*Task statement:* Select every line below that contains the string "Index", with case counted.

*Given records:*
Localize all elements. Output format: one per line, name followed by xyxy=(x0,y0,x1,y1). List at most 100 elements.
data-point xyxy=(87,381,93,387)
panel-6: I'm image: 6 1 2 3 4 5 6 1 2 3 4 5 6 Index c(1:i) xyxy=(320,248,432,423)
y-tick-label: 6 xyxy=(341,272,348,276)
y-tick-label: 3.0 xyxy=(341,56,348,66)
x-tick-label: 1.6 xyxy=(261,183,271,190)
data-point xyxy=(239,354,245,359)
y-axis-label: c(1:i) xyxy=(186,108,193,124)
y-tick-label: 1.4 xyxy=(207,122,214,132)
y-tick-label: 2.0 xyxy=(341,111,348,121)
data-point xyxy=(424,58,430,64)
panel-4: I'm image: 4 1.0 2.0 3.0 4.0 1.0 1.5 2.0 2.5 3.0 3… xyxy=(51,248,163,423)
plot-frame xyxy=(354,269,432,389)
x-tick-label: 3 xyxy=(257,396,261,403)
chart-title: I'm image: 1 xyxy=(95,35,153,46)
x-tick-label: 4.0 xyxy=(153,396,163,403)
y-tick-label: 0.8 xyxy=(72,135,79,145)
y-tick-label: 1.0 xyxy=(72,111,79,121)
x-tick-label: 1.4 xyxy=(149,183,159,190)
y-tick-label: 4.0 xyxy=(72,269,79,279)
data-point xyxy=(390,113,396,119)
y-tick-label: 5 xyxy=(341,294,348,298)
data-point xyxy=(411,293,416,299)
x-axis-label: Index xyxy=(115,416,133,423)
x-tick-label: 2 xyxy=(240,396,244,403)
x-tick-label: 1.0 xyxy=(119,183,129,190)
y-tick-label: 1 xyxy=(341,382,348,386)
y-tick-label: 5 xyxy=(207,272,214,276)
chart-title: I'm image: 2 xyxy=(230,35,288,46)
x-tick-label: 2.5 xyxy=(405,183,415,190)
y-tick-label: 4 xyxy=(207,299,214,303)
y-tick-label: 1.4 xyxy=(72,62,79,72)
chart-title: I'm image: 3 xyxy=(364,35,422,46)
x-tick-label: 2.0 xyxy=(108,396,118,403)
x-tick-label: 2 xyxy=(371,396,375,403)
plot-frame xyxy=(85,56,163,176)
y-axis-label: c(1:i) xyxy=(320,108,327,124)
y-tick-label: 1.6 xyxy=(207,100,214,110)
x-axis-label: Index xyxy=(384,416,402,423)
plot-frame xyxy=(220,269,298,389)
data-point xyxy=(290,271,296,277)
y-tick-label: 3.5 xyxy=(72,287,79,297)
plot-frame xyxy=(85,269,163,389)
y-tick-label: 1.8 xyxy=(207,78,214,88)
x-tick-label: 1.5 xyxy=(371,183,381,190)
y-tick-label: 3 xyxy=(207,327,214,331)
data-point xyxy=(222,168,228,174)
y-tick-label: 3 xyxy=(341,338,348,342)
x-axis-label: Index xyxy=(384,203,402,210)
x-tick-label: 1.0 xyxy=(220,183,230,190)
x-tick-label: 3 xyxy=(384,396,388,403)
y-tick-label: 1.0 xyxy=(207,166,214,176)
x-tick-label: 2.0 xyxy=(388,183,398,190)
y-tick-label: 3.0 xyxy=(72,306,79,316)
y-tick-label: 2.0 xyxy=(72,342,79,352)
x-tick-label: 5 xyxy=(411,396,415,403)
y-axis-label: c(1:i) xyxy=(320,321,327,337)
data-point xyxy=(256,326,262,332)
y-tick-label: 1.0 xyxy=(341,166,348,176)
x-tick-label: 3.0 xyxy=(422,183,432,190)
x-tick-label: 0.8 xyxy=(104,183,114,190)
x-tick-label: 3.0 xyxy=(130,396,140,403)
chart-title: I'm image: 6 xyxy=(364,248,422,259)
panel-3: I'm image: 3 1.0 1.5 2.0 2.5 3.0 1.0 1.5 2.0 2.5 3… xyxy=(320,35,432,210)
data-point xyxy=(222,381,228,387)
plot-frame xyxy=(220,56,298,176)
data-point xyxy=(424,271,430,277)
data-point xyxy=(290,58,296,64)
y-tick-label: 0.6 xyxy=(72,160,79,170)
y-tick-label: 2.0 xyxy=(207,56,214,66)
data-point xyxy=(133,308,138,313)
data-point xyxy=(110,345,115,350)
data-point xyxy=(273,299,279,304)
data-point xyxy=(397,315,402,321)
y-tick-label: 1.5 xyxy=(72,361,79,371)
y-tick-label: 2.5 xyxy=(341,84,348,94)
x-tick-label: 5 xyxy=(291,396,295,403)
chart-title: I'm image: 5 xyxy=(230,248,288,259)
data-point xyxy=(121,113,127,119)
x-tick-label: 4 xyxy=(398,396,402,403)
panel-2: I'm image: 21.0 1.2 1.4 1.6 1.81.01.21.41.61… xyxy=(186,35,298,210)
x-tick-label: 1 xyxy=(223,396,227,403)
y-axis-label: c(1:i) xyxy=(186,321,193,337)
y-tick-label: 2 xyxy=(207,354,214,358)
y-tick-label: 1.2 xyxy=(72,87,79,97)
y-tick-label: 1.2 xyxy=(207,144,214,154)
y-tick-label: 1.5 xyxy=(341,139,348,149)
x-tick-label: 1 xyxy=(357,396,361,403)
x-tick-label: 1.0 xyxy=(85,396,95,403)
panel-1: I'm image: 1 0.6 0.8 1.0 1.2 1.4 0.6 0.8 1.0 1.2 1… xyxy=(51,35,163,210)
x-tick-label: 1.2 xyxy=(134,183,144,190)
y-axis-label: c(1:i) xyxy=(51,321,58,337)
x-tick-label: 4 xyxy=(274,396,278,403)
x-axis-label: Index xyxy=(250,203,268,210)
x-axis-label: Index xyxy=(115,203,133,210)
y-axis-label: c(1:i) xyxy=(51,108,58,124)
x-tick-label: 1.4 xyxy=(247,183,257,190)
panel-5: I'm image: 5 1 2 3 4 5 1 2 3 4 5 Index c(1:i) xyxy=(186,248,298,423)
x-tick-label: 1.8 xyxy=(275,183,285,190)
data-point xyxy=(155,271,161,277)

*Worked solution:*
panel-6: I'm image: 6 1 2 3 4 5 6 1 2 3 4 5 6 Index c(1:i) xyxy=(320,248,432,423)
x-axis-label: Index xyxy=(115,416,133,423)
x-axis-label: Index xyxy=(384,416,402,423)
x-axis-label: Index xyxy=(384,203,402,210)
x-axis-label: Index xyxy=(250,203,268,210)
x-axis-label: Index xyxy=(115,203,133,210)
panel-5: I'm image: 5 1 2 3 4 5 1 2 3 4 5 Index c(1:i) xyxy=(186,248,298,423)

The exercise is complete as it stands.